Problem>
Using the listing below, select the lines with the word "вільних" and copy them.

Raw records
* * *

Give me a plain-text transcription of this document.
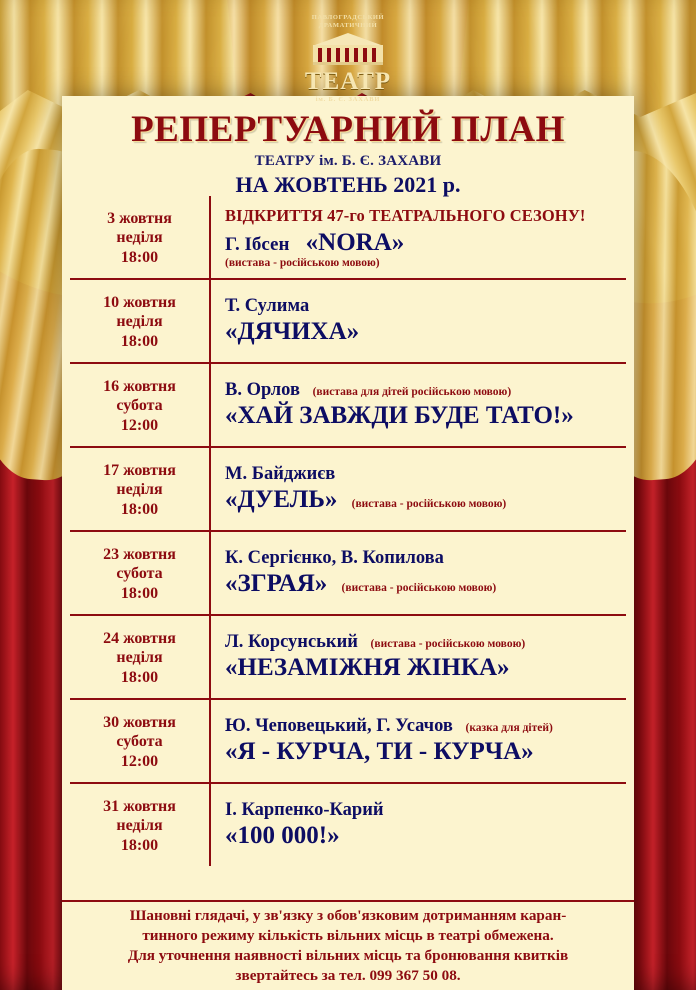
ПАВЛОГРАДСЬКИЙ
ДРАМАТИЧНИЙ
ТЕАТР
ім. Б. Є. ЗАХАВИ
РЕПЕРТУАРНИЙ ПЛАН
ТЕАТРУ ім. Б. Є. ЗАХАВИ
НА ЖОВТЕНЬ 2021 р.
3 жовтня
неділя
18:00
ВІДКРИТТЯ 47-го ТЕАТРАЛЬНОГО СЕЗОНУ!
Г. Ібсен «NORA»
(вистава - російською мовою)
10 жовтня
неділя
18:00
Т. Сулима
«ДЯЧИХА»
16 жовтня
субота
12:00
В. Орлов (вистава для дітей російською мовою)
«ХАЙ ЗАВЖДИ БУДЕ ТАТО!»
17 жовтня
неділя
18:00
М. Байджиєв
«ДУЕЛЬ» (вистава - російською мовою)
23 жовтня
субота
18:00
К. Сергієнко, В. Копилова
«ЗГРАЯ» (вистава - російською мовою)
24 жовтня
неділя
18:00
Л. Корсунський (вистава - російською мовою)
«НЕЗАМІЖНЯ ЖІНКА»
30 жовтня
субота
12:00
Ю. Чеповецький, Г. Усачов (казка для дітей)
«Я - КУРЧА, ТИ - КУРЧА»
31 жовтня
неділя
18:00
І. Карпенко-Карий
«100 000!»
Шановні глядачі, у зв'язку з обов'язковим дотриманням каран-
тинного режиму кількість вільних місць в театрі обмежена.
Для уточнення наявності вільних місць та бронювання квитків
звертайтесь за тел. 099 367 50 08.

* * *

Output of the exercise>
тинного режиму кількість вільних місць в театрі обмежена.
Для уточнення наявності вільних місць та бронювання квитків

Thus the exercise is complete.